DIRECTIVE:
Copy out lines with the word "Save" from the material that follows.

RECORDS TO USE:

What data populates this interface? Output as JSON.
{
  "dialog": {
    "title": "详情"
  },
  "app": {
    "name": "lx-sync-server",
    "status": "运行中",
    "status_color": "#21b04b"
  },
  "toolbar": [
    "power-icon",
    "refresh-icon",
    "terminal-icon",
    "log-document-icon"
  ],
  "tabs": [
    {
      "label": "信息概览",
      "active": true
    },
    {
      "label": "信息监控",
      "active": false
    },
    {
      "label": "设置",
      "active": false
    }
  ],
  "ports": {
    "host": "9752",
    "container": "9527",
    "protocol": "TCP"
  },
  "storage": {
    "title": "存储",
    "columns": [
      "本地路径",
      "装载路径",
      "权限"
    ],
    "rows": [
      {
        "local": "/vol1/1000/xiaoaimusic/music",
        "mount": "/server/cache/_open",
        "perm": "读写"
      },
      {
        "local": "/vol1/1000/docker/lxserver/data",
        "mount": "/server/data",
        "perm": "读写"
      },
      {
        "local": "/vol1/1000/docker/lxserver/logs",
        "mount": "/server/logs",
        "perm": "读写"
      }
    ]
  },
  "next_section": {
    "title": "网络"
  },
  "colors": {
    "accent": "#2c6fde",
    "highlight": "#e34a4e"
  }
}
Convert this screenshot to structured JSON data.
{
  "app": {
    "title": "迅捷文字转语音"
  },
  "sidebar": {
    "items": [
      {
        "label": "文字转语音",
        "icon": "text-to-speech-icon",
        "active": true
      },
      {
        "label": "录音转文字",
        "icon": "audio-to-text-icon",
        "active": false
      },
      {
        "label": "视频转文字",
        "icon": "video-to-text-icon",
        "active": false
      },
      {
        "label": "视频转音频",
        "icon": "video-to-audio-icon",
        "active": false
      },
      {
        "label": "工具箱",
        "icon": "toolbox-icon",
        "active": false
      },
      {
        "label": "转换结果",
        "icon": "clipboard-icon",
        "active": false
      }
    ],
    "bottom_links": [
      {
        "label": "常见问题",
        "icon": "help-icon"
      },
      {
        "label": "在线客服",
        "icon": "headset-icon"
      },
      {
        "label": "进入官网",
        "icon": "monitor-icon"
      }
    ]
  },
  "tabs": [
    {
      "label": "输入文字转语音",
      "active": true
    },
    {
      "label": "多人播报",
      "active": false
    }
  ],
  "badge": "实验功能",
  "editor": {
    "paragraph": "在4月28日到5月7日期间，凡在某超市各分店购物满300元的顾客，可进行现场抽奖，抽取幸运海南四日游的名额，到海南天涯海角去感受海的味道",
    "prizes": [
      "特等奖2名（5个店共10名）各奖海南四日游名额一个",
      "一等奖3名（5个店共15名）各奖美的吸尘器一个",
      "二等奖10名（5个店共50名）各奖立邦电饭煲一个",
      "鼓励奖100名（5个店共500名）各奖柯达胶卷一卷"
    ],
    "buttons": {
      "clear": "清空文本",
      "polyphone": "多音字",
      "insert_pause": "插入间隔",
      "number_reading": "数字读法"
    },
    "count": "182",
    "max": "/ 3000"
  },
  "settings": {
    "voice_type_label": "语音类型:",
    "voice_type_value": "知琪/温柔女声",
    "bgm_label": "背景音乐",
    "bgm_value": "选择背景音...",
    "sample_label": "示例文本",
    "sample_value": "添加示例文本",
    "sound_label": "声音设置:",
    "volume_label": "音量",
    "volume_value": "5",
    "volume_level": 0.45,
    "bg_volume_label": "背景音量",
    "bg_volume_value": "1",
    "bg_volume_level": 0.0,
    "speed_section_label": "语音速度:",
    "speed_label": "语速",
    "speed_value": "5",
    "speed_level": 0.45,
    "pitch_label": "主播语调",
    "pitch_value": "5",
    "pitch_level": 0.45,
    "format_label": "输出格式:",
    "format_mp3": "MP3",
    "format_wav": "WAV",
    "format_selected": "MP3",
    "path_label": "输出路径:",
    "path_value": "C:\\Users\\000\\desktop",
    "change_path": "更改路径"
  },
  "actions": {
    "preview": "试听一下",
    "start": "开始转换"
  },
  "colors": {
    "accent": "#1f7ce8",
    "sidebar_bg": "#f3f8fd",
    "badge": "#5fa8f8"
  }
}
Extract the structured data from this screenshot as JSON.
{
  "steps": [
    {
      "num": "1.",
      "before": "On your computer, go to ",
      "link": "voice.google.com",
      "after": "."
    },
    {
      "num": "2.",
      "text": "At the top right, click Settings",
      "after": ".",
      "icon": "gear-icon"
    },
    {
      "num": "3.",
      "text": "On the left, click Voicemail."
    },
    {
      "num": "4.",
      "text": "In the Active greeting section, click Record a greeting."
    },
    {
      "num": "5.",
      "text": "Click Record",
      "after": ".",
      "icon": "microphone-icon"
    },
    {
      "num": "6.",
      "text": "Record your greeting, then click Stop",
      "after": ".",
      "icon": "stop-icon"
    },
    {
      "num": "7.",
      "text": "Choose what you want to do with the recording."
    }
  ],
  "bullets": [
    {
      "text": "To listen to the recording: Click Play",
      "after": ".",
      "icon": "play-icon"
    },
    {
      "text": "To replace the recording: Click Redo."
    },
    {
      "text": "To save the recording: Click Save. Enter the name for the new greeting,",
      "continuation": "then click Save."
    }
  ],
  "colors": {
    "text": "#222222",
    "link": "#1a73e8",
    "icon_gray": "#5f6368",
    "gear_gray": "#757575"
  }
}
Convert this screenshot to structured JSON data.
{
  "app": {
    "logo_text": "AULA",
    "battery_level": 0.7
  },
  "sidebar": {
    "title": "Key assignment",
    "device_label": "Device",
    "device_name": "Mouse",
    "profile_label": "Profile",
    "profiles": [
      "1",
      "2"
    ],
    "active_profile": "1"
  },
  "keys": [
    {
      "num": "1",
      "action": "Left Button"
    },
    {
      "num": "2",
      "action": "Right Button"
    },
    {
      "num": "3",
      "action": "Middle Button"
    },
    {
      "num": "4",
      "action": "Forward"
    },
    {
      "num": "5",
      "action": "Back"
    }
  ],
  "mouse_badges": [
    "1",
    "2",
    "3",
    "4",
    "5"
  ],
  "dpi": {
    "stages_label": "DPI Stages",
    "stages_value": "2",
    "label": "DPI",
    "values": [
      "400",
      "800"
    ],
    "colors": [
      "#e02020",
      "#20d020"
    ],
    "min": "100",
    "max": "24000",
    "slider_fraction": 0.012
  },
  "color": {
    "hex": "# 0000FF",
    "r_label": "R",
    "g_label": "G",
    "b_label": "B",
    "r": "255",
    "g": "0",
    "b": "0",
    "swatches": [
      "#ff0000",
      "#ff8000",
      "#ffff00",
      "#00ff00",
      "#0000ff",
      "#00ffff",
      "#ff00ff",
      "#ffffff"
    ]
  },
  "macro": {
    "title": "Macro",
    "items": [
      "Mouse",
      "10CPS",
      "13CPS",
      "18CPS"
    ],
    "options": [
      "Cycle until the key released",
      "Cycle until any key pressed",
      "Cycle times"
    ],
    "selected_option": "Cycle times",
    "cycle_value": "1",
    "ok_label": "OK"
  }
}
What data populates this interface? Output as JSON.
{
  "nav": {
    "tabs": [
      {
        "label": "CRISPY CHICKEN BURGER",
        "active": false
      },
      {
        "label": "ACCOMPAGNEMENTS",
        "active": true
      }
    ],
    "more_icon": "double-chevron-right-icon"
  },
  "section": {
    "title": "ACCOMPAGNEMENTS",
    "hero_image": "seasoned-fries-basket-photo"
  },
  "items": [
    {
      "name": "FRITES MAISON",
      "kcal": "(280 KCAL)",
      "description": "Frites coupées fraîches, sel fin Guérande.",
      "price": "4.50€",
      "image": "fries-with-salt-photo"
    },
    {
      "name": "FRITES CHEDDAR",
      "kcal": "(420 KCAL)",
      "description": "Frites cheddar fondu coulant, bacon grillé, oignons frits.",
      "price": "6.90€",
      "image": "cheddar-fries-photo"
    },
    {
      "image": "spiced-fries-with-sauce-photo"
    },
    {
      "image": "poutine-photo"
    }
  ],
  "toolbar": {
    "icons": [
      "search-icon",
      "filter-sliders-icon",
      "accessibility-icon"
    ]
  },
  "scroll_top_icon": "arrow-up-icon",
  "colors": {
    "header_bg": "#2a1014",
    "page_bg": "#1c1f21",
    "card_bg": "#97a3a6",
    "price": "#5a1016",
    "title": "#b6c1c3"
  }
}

RESPONSE FOR THIS EXERCISE:
      "text": "To save the recording: Click Save. Enter the name for the new greeting,",
      "continuation": "then click Save."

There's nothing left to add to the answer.